[Items from a data source]
[start]

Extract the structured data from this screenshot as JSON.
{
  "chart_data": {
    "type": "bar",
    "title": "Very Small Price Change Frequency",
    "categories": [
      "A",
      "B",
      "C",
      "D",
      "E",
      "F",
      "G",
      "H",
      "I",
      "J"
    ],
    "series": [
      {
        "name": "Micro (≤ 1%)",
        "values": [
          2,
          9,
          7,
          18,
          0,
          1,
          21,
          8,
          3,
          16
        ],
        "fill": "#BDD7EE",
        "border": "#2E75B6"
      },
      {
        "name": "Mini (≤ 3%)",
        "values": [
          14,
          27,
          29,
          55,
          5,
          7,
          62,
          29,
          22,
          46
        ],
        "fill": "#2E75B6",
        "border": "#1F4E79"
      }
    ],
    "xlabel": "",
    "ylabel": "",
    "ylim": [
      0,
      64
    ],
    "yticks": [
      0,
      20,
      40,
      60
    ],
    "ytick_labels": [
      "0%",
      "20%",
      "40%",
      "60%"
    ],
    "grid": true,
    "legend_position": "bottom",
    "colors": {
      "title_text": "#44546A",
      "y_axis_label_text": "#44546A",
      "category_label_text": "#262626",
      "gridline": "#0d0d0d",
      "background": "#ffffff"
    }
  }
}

[end]

- **WORK TO DO**:
Return the listing above word for word.

- **SOLUTION**:
Extract the structured data from this screenshot as JSON.
{
  "chart_data": {
    "type": "bar",
    "title": "Very Small Price Change Frequency",
    "categories": [
      "A",
      "B",
      "C",
      "D",
      "E",
      "F",
      "G",
      "H",
      "I",
      "J"
    ],
    "series": [
      {
        "name": "Micro (≤ 1%)",
        "values": [
          2,
          9,
          7,
          18,
          0,
          1,
          21,
          8,
          3,
          16
        ],
        "fill": "#BDD7EE",
        "border": "#2E75B6"
      },
      {
        "name": "Mini (≤ 3%)",
        "values": [
          14,
          27,
          29,
          55,
          5,
          7,
          62,
          29,
          22,
          46
        ],
        "fill": "#2E75B6",
        "border": "#1F4E79"
      }
    ],
    "xlabel": "",
    "ylabel": "",
    "ylim": [
      0,
      64
    ],
    "yticks": [
      0,
      20,
      40,
      60
    ],
    "ytick_labels": [
      "0%",
      "20%",
      "40%",
      "60%"
    ],
    "grid": true,
    "legend_position": "bottom",
    "colors": {
      "title_text": "#44546A",
      "y_axis_label_text": "#44546A",
      "category_label_text": "#262626",
      "gridline": "#0d0d0d",
      "background": "#ffffff"
    }
  }
}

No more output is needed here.